_RECORDS FOR THIS EXERCISE_.
+===+
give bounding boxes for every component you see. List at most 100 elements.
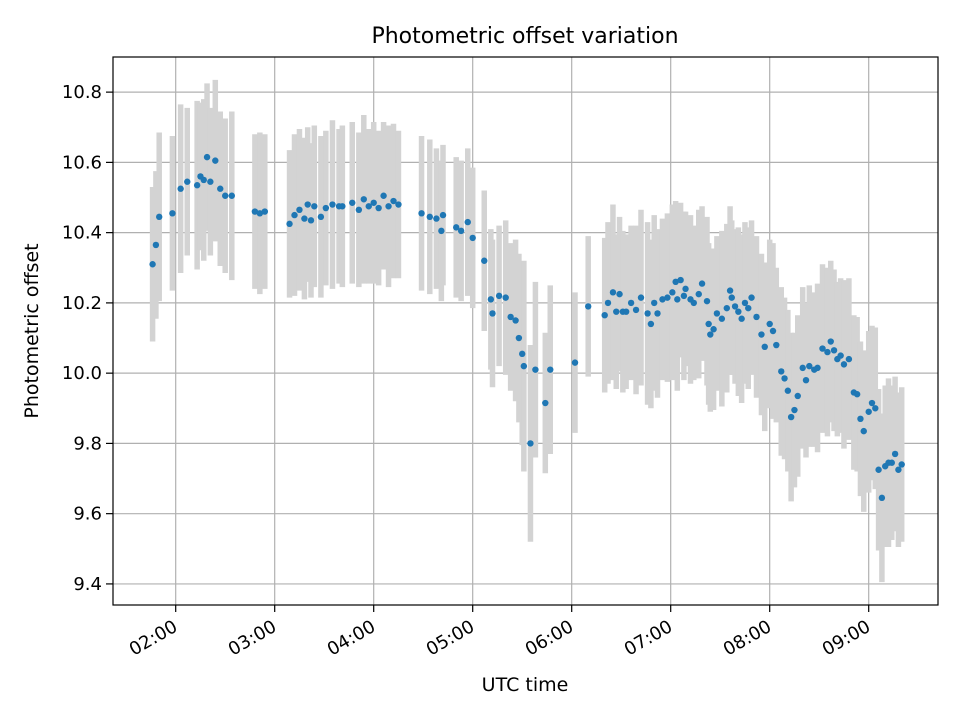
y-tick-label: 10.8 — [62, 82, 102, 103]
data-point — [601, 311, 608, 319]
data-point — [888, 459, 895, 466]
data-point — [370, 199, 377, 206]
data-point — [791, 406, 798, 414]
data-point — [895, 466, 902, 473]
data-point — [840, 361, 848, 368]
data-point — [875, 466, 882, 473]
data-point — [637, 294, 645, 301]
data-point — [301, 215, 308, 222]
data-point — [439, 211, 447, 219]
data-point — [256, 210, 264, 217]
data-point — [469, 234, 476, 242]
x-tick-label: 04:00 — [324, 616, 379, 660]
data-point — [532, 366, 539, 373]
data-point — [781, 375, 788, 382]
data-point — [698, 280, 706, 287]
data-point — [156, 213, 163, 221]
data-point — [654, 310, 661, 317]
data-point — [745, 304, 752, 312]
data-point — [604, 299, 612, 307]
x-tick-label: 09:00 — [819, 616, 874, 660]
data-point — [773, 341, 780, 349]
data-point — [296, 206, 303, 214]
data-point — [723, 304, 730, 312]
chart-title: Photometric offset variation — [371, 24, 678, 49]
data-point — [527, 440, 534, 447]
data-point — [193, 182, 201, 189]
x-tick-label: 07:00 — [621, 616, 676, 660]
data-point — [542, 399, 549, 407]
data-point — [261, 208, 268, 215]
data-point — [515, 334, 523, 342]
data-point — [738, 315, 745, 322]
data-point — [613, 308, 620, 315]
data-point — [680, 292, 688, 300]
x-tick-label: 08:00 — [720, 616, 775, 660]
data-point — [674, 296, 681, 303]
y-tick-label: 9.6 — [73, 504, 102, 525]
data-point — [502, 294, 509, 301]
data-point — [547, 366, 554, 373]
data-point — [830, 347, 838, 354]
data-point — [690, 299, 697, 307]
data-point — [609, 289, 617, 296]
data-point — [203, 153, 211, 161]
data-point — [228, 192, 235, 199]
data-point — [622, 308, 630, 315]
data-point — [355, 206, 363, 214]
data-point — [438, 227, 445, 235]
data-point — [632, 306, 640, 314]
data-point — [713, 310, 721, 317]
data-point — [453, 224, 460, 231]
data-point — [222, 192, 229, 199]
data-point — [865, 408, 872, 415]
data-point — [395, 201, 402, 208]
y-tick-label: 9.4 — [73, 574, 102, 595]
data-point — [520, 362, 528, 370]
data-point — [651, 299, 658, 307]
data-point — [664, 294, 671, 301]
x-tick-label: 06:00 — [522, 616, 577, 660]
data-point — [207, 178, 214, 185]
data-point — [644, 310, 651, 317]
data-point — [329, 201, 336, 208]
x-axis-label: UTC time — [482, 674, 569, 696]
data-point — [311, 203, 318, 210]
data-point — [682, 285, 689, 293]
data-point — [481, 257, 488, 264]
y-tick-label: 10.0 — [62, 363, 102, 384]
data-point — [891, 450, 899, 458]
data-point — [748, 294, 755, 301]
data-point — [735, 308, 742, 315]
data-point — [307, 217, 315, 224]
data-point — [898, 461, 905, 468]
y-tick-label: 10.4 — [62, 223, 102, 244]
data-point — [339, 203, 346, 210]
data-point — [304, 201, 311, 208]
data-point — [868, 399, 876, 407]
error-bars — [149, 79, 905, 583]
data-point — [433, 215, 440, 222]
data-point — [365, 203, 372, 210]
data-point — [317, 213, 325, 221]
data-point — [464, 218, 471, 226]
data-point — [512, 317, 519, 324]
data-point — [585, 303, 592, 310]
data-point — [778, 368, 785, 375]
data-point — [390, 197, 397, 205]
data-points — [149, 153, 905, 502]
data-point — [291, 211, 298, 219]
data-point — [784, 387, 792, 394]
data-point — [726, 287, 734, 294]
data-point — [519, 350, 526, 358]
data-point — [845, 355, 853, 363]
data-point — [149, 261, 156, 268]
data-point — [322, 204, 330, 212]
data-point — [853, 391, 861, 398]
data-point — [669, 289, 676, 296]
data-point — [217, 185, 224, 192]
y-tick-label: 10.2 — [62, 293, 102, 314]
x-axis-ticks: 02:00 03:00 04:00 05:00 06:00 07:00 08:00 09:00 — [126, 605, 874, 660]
+===+
_PROBLEM TO WORK ON_.
Copy every one of the lines above verbatim, leaving out the picture.

_WRITTEN ANSWER_.
give bounding boxes for every component you see. List at most 100 elements.
y-tick-label: 10.8 — [62, 82, 102, 103]
data-point — [601, 311, 608, 319]
data-point — [888, 459, 895, 466]
data-point — [370, 199, 377, 206]
data-point — [791, 406, 798, 414]
data-point — [895, 466, 902, 473]
data-point — [840, 361, 848, 368]
data-point — [875, 466, 882, 473]
data-point — [637, 294, 645, 301]
data-point — [301, 215, 308, 222]
data-point — [439, 211, 447, 219]
data-point — [256, 210, 264, 217]
data-point — [469, 234, 476, 242]
x-tick-label: 04:00 — [324, 616, 379, 660]
data-point — [532, 366, 539, 373]
data-point — [781, 375, 788, 382]
data-point — [698, 280, 706, 287]
data-point — [156, 213, 163, 221]
data-point — [654, 310, 661, 317]
data-point — [745, 304, 752, 312]
data-point — [604, 299, 612, 307]
x-tick-label: 09:00 — [819, 616, 874, 660]
data-point — [773, 341, 780, 349]
data-point — [296, 206, 303, 214]
data-point — [723, 304, 730, 312]
chart-title: Photometric offset variation — [371, 24, 678, 49]
data-point — [527, 440, 534, 447]
data-point — [193, 182, 201, 189]
x-tick-label: 07:00 — [621, 616, 676, 660]
data-point — [542, 399, 549, 407]
data-point — [261, 208, 268, 215]
data-point — [515, 334, 523, 342]
data-point — [738, 315, 745, 322]
data-point — [613, 308, 620, 315]
data-point — [680, 292, 688, 300]
x-tick-label: 08:00 — [720, 616, 775, 660]
data-point — [674, 296, 681, 303]
y-tick-label: 9.6 — [73, 504, 102, 525]
data-point — [502, 294, 509, 301]
data-point — [547, 366, 554, 373]
data-point — [830, 347, 838, 354]
data-point — [690, 299, 697, 307]
data-point — [609, 289, 617, 296]
data-point — [203, 153, 211, 161]
data-point — [228, 192, 235, 199]
data-point — [622, 308, 630, 315]
data-point — [355, 206, 363, 214]
data-point — [438, 227, 445, 235]
data-point — [632, 306, 640, 314]
data-point — [713, 310, 721, 317]
data-point — [453, 224, 460, 231]
data-point — [222, 192, 229, 199]
data-point — [865, 408, 872, 415]
data-point — [395, 201, 402, 208]
y-tick-label: 9.4 — [73, 574, 102, 595]
data-point — [520, 362, 528, 370]
data-point — [651, 299, 658, 307]
data-point — [664, 294, 671, 301]
x-tick-label: 06:00 — [522, 616, 577, 660]
data-point — [207, 178, 214, 185]
data-point — [644, 310, 651, 317]
data-point — [329, 201, 336, 208]
x-axis-label: UTC time — [482, 674, 569, 696]
data-point — [311, 203, 318, 210]
data-point — [682, 285, 689, 293]
data-point — [481, 257, 488, 264]
y-tick-label: 10.0 — [62, 363, 102, 384]
data-point — [891, 450, 899, 458]
data-point — [748, 294, 755, 301]
data-point — [735, 308, 742, 315]
data-point — [307, 217, 315, 224]
data-point — [898, 461, 905, 468]
y-tick-label: 10.4 — [62, 223, 102, 244]
data-point — [339, 203, 346, 210]
data-point — [304, 201, 311, 208]
data-point — [868, 399, 876, 407]
error-bars — [149, 79, 905, 583]
data-point — [433, 215, 440, 222]
data-point — [365, 203, 372, 210]
data-point — [317, 213, 325, 221]
data-point — [464, 218, 471, 226]
data-point — [512, 317, 519, 324]
data-point — [585, 303, 592, 310]
data-point — [778, 368, 785, 375]
data-point — [390, 197, 397, 205]
data-points — [149, 153, 905, 502]
data-point — [291, 211, 298, 219]
data-point — [784, 387, 792, 394]
data-point — [726, 287, 734, 294]
data-point — [519, 350, 526, 358]
data-point — [845, 355, 853, 363]
data-point — [149, 261, 156, 268]
data-point — [322, 204, 330, 212]
data-point — [853, 391, 861, 398]
data-point — [669, 289, 676, 296]
data-point — [217, 185, 224, 192]
y-tick-label: 10.2 — [62, 293, 102, 314]
x-axis-ticks: 02:00 03:00 04:00 05:00 06:00 07:00 08:00 09:00 — [126, 605, 874, 660]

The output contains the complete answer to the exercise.